Collected data entries:
────────────────
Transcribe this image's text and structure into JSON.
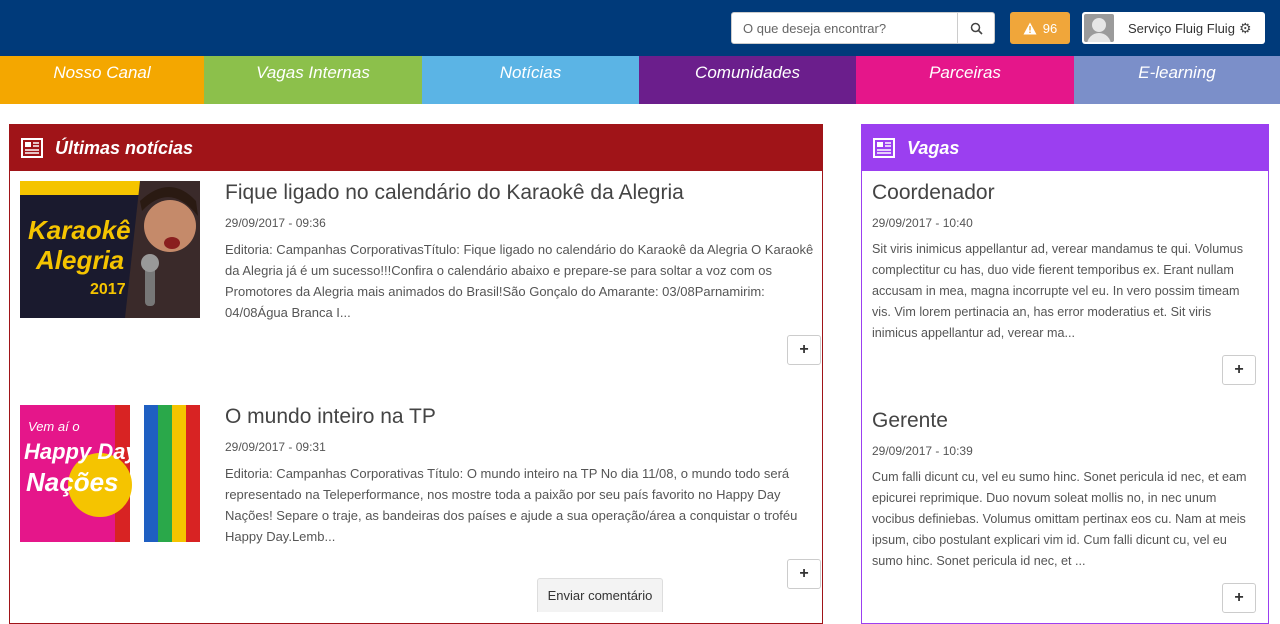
{
  "header": {
    "search": {
      "placeholder": "O que deseja encontrar?"
    },
    "alerts": {
      "count": "96",
      "icon": "warning-icon",
      "color": "#f0a63a"
    },
    "user": {
      "name": "Serviço Fluig Fluig",
      "icon": "gear-icon"
    },
    "background": "#003a7a"
  },
  "nav": [
    {
      "label": "Nosso Canal",
      "color": "#f4a700"
    },
    {
      "label": "Vagas Internas",
      "color": "#8cc04b"
    },
    {
      "label": "Notícias",
      "color": "#5bb4e5"
    },
    {
      "label": "Comunidades",
      "color": "#6b1e8c"
    },
    {
      "label": "Parceiras",
      "color": "#e5168a"
    },
    {
      "label": "E-learning",
      "color": "#7b8fc9"
    }
  ],
  "news_panel": {
    "title": "Últimas notícias",
    "color": "#a01418",
    "items": [
      {
        "title": "Fique ligado no calendário do Karaokê da Alegria",
        "date": "29/09/2017 - 09:36",
        "text": "Editoria: Campanhas CorporativasTítulo: Fique ligado no calendário do Karaokê da Alegria O Karaokê da Alegria já é um sucesso!!!Confira o calendário abaixo e prepare-se para soltar a voz com os Promotores da Alegria mais animados do Brasil!São Gonçalo do Amarante: 03/08Parnamirim: 04/08Água Branca I...",
        "image_text": [
          "Karaokê",
          "Alegria",
          "2017"
        ]
      },
      {
        "title": "O mundo inteiro na TP",
        "date": "29/09/2017 - 09:31",
        "text": "Editoria: Campanhas Corporativas Título: O mundo inteiro na TP No dia 11/08, o mundo todo será representado na Teleperformance, nos mostre toda a paixão por seu país favorito no Happy Day Nações! Separe o traje, as bandeiras dos países e ajude a sua operação/área a conquistar o troféu Happy Day.Lemb...",
        "image_text": [
          "Vem aí o",
          "Happy Day",
          "Nações"
        ]
      }
    ]
  },
  "jobs_panel": {
    "title": "Vagas",
    "color": "#9b3ff0",
    "items": [
      {
        "title": "Coordenador",
        "date": "29/09/2017 - 10:40",
        "text": "Sit viris inimicus appellantur ad, verear mandamus te qui. Volumus complectitur cu has, duo vide fierent temporibus ex. Erant nullam accusam in mea, magna incorrupte vel eu. In vero possim timeam vis. Vim lorem pertinacia an, has error moderatius et. Sit viris inimicus appellantur ad, verear ma..."
      },
      {
        "title": "Gerente",
        "date": "29/09/2017 - 10:39",
        "text": "Cum falli dicunt cu, vel eu sumo hinc. Sonet pericula id nec, et eam epicurei reprimique. Duo novum soleat mollis no, in nec unum vocibus definiebas. Volumus omittam pertinax eos cu. Nam at meis ipsum, cibo postulant explicari vim id. Cum falli dicunt cu, vel eu sumo hinc. Sonet pericula id nec, et ..."
      }
    ]
  },
  "more_label": "+",
  "comment_button": "Enviar comentário"
}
────────────────
_PROBLEM STATEMENT_: Copy out all lines above that include the string "ligado".

_EXPECTED ANSWER_:
        "title": "Fique ligado no calendário do Karaokê da Alegria",
        "text": "Editoria: Campanhas CorporativasTítulo: Fique ligado no calendário do Karaokê da Alegria O Karaokê da Alegria já é um sucesso!!!Confira o calendário abaixo e prepare-se para soltar a voz com os Promotores da Alegria mais animados do Brasil!São Gonçalo do Amarante: 03/08Parnamirim: 04/08Água Branca I...",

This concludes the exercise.